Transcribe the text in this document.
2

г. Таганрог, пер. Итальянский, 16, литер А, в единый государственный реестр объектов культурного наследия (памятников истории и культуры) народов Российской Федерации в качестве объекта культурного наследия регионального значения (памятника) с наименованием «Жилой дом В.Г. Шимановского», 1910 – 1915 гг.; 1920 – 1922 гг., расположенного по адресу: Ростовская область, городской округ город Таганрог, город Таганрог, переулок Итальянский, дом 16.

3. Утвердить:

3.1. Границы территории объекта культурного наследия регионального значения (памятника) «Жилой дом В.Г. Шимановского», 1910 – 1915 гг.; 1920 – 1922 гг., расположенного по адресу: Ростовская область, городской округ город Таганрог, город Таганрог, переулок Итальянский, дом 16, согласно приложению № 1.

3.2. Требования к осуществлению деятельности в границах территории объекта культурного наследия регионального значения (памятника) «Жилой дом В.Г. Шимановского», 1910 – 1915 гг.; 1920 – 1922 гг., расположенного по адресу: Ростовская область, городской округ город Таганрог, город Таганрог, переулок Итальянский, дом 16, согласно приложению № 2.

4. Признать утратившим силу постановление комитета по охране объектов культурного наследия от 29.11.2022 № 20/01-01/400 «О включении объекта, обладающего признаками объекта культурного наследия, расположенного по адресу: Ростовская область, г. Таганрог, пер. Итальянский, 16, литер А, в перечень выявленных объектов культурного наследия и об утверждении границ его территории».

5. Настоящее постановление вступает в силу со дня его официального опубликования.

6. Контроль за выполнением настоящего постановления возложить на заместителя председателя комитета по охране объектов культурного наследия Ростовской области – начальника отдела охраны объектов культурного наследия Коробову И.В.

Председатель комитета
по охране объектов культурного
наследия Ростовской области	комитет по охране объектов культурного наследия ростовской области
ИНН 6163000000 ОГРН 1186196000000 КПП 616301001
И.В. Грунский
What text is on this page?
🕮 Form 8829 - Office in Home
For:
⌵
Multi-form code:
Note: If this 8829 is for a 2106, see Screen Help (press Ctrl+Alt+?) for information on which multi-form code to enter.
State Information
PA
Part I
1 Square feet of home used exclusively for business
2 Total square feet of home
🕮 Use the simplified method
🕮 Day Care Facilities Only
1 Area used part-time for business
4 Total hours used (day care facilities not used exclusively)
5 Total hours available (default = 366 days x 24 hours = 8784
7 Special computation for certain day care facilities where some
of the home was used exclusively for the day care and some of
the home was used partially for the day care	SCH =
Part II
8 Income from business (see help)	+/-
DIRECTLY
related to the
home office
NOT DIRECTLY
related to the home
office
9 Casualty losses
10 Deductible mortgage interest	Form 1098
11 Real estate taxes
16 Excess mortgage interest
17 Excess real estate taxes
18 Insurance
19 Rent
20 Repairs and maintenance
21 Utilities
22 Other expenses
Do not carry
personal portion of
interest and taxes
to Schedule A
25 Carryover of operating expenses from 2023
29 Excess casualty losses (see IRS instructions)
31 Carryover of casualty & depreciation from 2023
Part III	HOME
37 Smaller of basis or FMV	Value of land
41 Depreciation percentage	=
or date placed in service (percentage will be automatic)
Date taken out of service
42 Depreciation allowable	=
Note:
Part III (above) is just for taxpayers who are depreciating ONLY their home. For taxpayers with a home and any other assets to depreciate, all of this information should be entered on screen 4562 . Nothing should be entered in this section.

- Task goal
Using the listing above, work out how many of its lines include "объектов", and give only the result.

- Result
5